### YOUR TASKS
#1 Transcribe the stretch of the passage on NDI/DAN folding dimers from "NOESY Spectroscopy. The" through "face-to-face folding model.".
#2 Using the passage on NDI/DAN folding dimers, explain what the large difference between the shifts of k and j in compound 1 indicates, in one to three sentences.

### GIVEN TEXT
══════
The chemical shifts of the linker methylene groups also
provide an indication of NDI/DAN orientation. For example,
in compound 1, k is shifted by -0.7 ppm while j is shifted by
only about -0.1 ppm relative to the same signals in the reference
compound 15. This large difference is consistent with k being
much closer to the shielding zone of the NDI compared with j
in a significant number of important conformers. Note that this
is consistent with the ∆δ difference between DAN H-2 and H-6
since H-2 is adjacent to j and H-6 is adjacent to k. Interestingly,
the reverse order of ∆δ magnitude is observed for dimer 9,
suggesting that j and DAN H-2 must be closer in this case.
NOESY Spectroscopy. The observed long-range couplings
are consistent with all 10 of the folding dimers existing in a
compact, folded state. In particular, numerous cross-peaks were
observed for all of the folding dimers between the aromatic NDI
protons and the DAN aliphatic as well as aromatic protons. In
addition, the patterns of cross-peaks was somewhat different
for the different compounds. As with the other spectroscopic
data, the most straightforward interpretation of these findings
leads to a face-to-face folding model.
══════
### DATA SEGMENT
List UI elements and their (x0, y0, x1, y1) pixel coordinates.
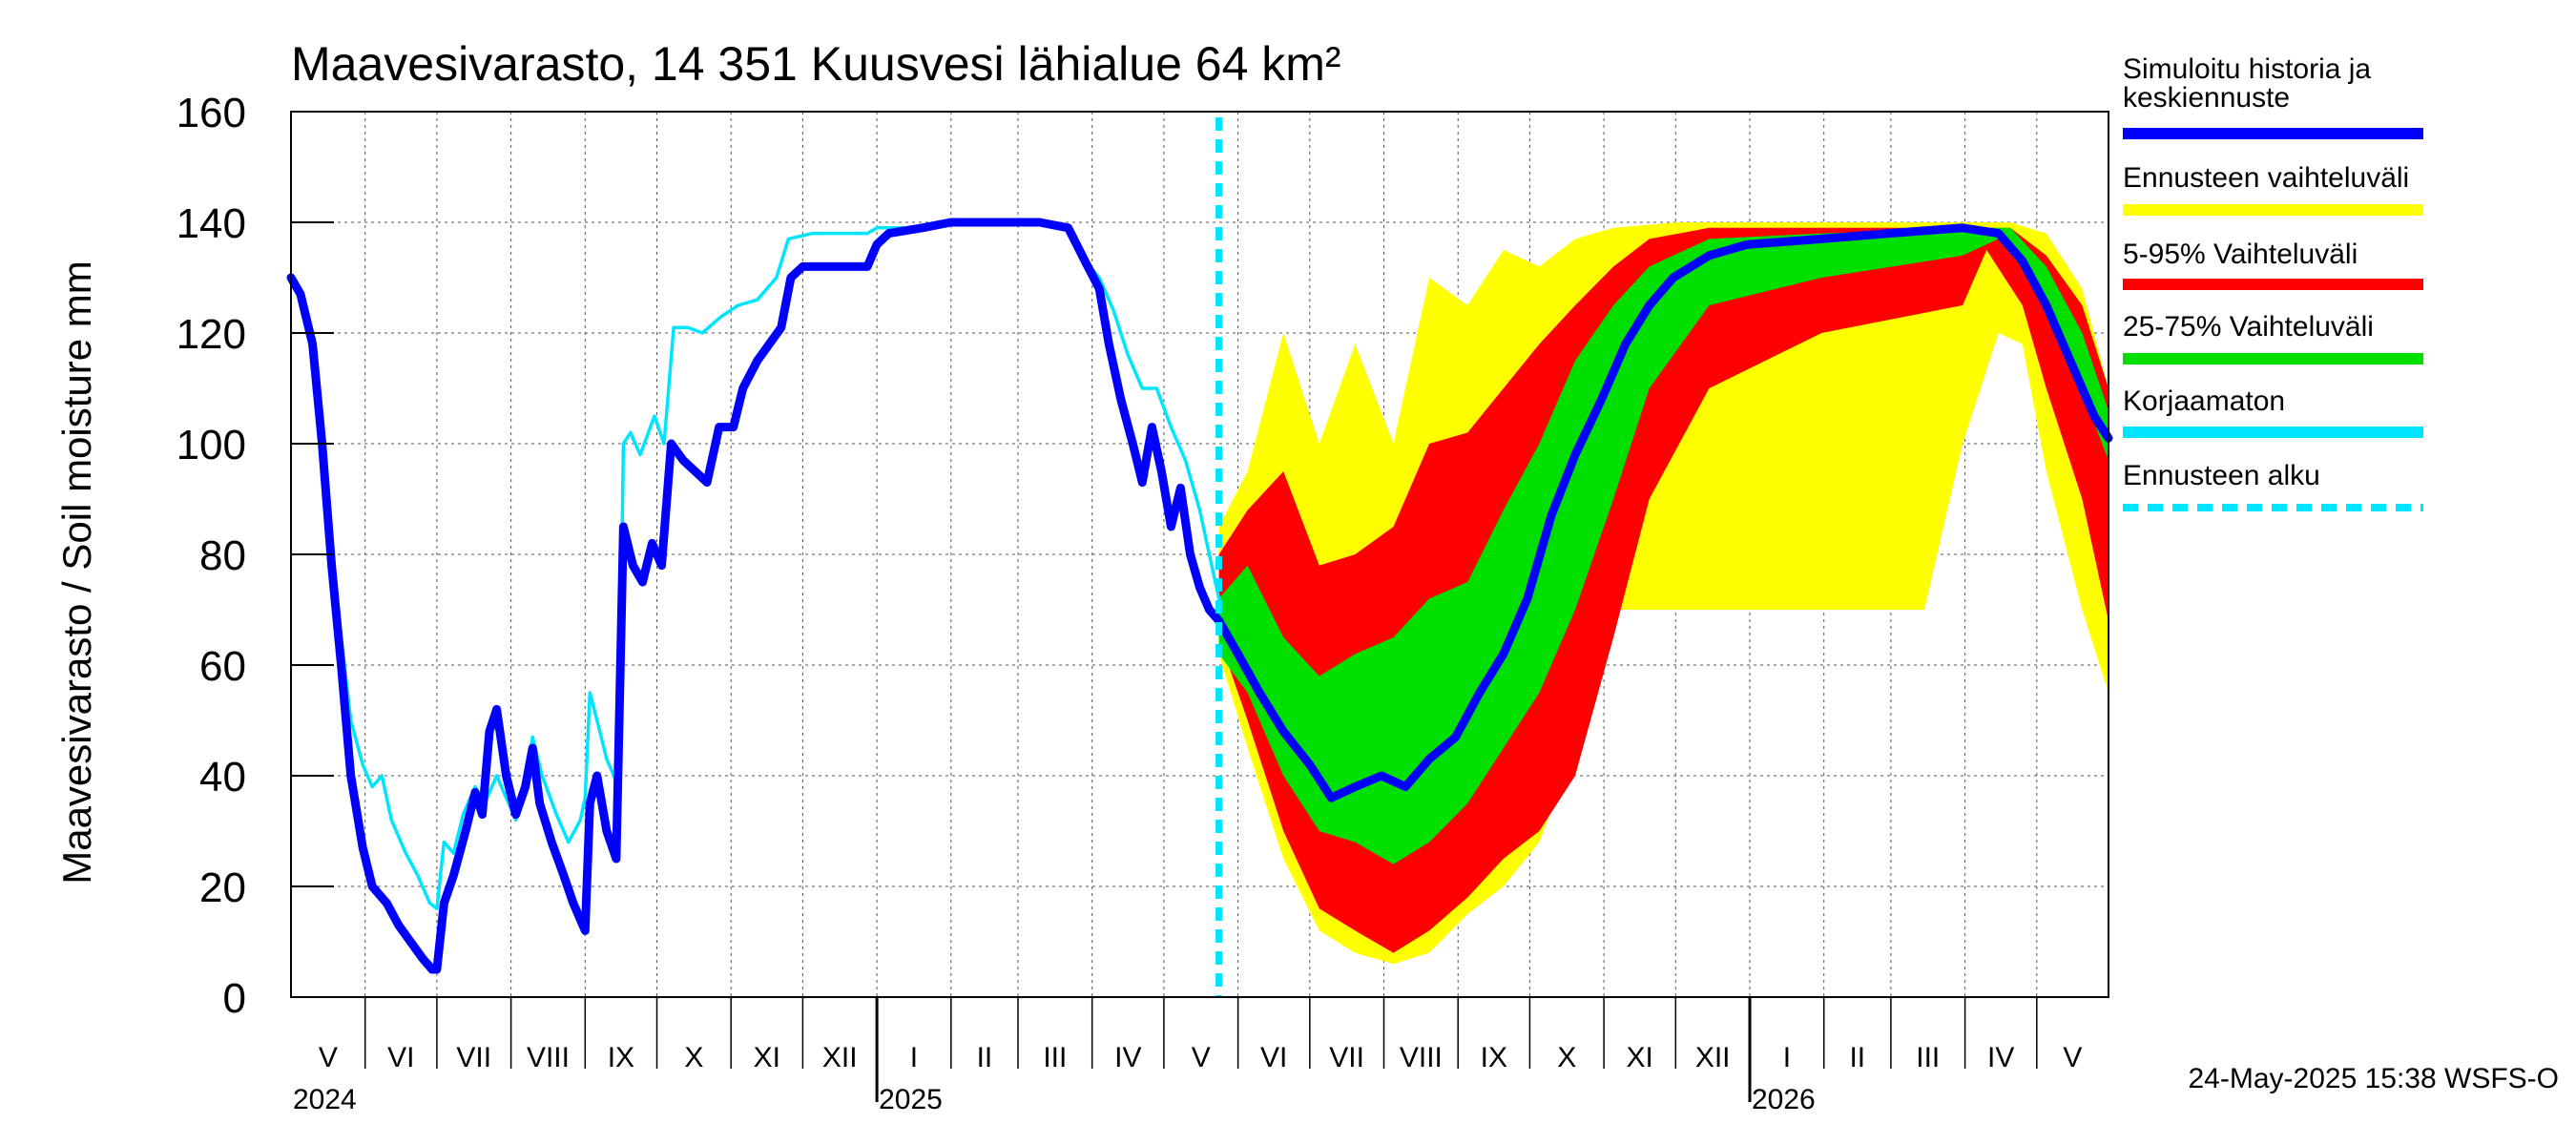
══════
### THE SOLUTIONS
#1
NOESY Spectroscopy. The observed long-range couplings
are consistent with all 10 of the folding dimers existing in a
compact, folded state. In particular, numerous cross-peaks were
observed for all of the folding dimers between the aromatic NDI
protons and the DAN aliphatic as well as aromatic protons. In
addition, the patterns of cross-peaks was somewhat different
for the different compounds. As with the other spectroscopic
data, the most straightforward interpretation of these findings
leads to a face-to-face folding model.

#2 In compound 1, k is shifted by -0.7 ppm, while j is shifted by only about -0.1 ppm relative to the same signals in reference compound 15. This large difference is consistent with k lying much closer than j to the shielding zone of the NDI in a significant number of important conformers.